# What is needed:
Below are some records; give them all again exactly, but not the pictures.

# Provided information:
** Start **

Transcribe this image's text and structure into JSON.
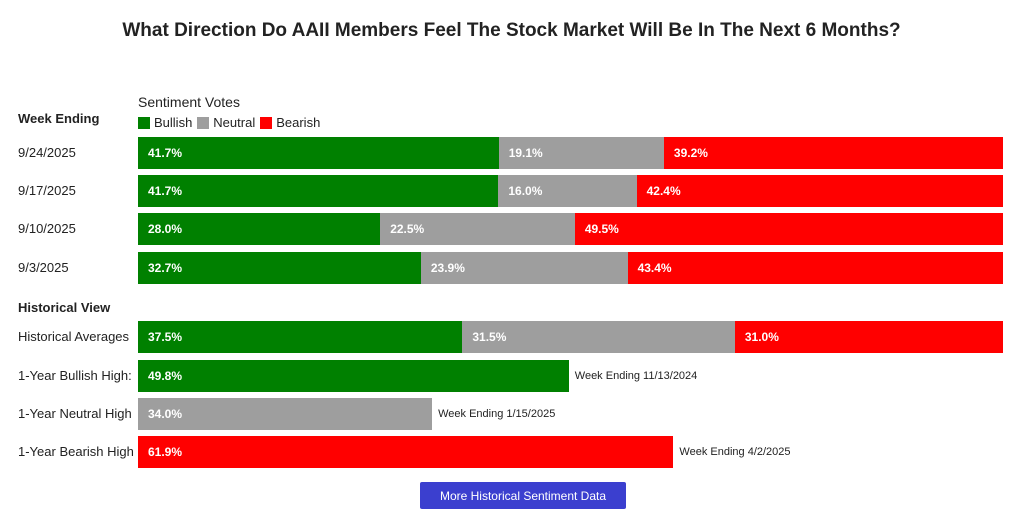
{
  "title": "What Direction Do AAII Members Feel The Stock Market Will Be In The Next 6 Months?",
  "week_ending_label": "Week Ending",
  "sentiment_votes_label": "Sentiment Votes",
  "historical_view_label": "Historical View",
  "legend": [
    {
      "label": "Bullish",
      "color": "#008000"
    },
    {
      "label": "Neutral",
      "color": "#9e9e9e"
    },
    {
      "label": "Bearish",
      "color": "#ff0000"
    }
  ],
  "more_button_label": "More Historical Sentiment Data",
  "chart_data": {
    "type": "bar",
    "orientation": "horizontal",
    "stacked": true,
    "weeks": [
      {
        "label": "9/24/2025",
        "bullish": 41.7,
        "neutral": 19.1,
        "bearish": 39.2,
        "bullish_text": "41.7%",
        "neutral_text": "19.1%",
        "bearish_text": "39.2%"
      },
      {
        "label": "9/17/2025",
        "bullish": 41.7,
        "neutral": 16.0,
        "bearish": 42.4,
        "bullish_text": "41.7%",
        "neutral_text": "16.0%",
        "bearish_text": "42.4%"
      },
      {
        "label": "9/10/2025",
        "bullish": 28.0,
        "neutral": 22.5,
        "bearish": 49.5,
        "bullish_text": "28.0%",
        "neutral_text": "22.5%",
        "bearish_text": "49.5%"
      },
      {
        "label": "9/3/2025",
        "bullish": 32.7,
        "neutral": 23.9,
        "bearish": 43.4,
        "bullish_text": "32.7%",
        "neutral_text": "23.9%",
        "bearish_text": "43.4%"
      }
    ],
    "historical_averages": {
      "label": "Historical Averages",
      "bullish": 37.5,
      "neutral": 31.5,
      "bearish": 31.0,
      "bullish_text": "37.5%",
      "neutral_text": "31.5%",
      "bearish_text": "31.0%"
    },
    "highs": [
      {
        "label": "1-Year Bullish High:",
        "value": 49.8,
        "value_text": "49.8%",
        "sentiment": "bullish",
        "color": "#008000",
        "week_note": "Week Ending 11/13/2024"
      },
      {
        "label": "1-Year Neutral High",
        "value": 34.0,
        "value_text": "34.0%",
        "sentiment": "neutral",
        "color": "#9e9e9e",
        "week_note": "Week Ending 1/15/2025"
      },
      {
        "label": "1-Year Bearish High",
        "value": 61.9,
        "value_text": "61.9%",
        "sentiment": "bearish",
        "color": "#ff0000",
        "week_note": "Week Ending 4/2/2025"
      }
    ],
    "xlim": [
      0,
      100
    ]
  }
}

** End **

# Output below:
Transcribe this image's text and structure into JSON.
{
  "title": "What Direction Do AAII Members Feel The Stock Market Will Be In The Next 6 Months?",
  "week_ending_label": "Week Ending",
  "sentiment_votes_label": "Sentiment Votes",
  "historical_view_label": "Historical View",
  "legend": [
    {
      "label": "Bullish",
      "color": "#008000"
    },
    {
      "label": "Neutral",
      "color": "#9e9e9e"
    },
    {
      "label": "Bearish",
      "color": "#ff0000"
    }
  ],
  "more_button_label": "More Historical Sentiment Data",
  "chart_data": {
    "type": "bar",
    "orientation": "horizontal",
    "stacked": true,
    "weeks": [
      {
        "label": "9/24/2025",
        "bullish": 41.7,
        "neutral": 19.1,
        "bearish": 39.2,
        "bullish_text": "41.7%",
        "neutral_text": "19.1%",
        "bearish_text": "39.2%"
      },
      {
        "label": "9/17/2025",
        "bullish": 41.7,
        "neutral": 16.0,
        "bearish": 42.4,
        "bullish_text": "41.7%",
        "neutral_text": "16.0%",
        "bearish_text": "42.4%"
      },
      {
        "label": "9/10/2025",
        "bullish": 28.0,
        "neutral": 22.5,
        "bearish": 49.5,
        "bullish_text": "28.0%",
        "neutral_text": "22.5%",
        "bearish_text": "49.5%"
      },
      {
        "label": "9/3/2025",
        "bullish": 32.7,
        "neutral": 23.9,
        "bearish": 43.4,
        "bullish_text": "32.7%",
        "neutral_text": "23.9%",
        "bearish_text": "43.4%"
      }
    ],
    "historical_averages": {
      "label": "Historical Averages",
      "bullish": 37.5,
      "neutral": 31.5,
      "bearish": 31.0,
      "bullish_text": "37.5%",
      "neutral_text": "31.5%",
      "bearish_text": "31.0%"
    },
    "highs": [
      {
        "label": "1-Year Bullish High:",
        "value": 49.8,
        "value_text": "49.8%",
        "sentiment": "bullish",
        "color": "#008000",
        "week_note": "Week Ending 11/13/2024"
      },
      {
        "label": "1-Year Neutral High",
        "value": 34.0,
        "value_text": "34.0%",
        "sentiment": "neutral",
        "color": "#9e9e9e",
        "week_note": "Week Ending 1/15/2025"
      },
      {
        "label": "1-Year Bearish High",
        "value": 61.9,
        "value_text": "61.9%",
        "sentiment": "bearish",
        "color": "#ff0000",
        "week_note": "Week Ending 4/2/2025"
      }
    ],
    "xlim": [
      0,
      100
    ]
  }
}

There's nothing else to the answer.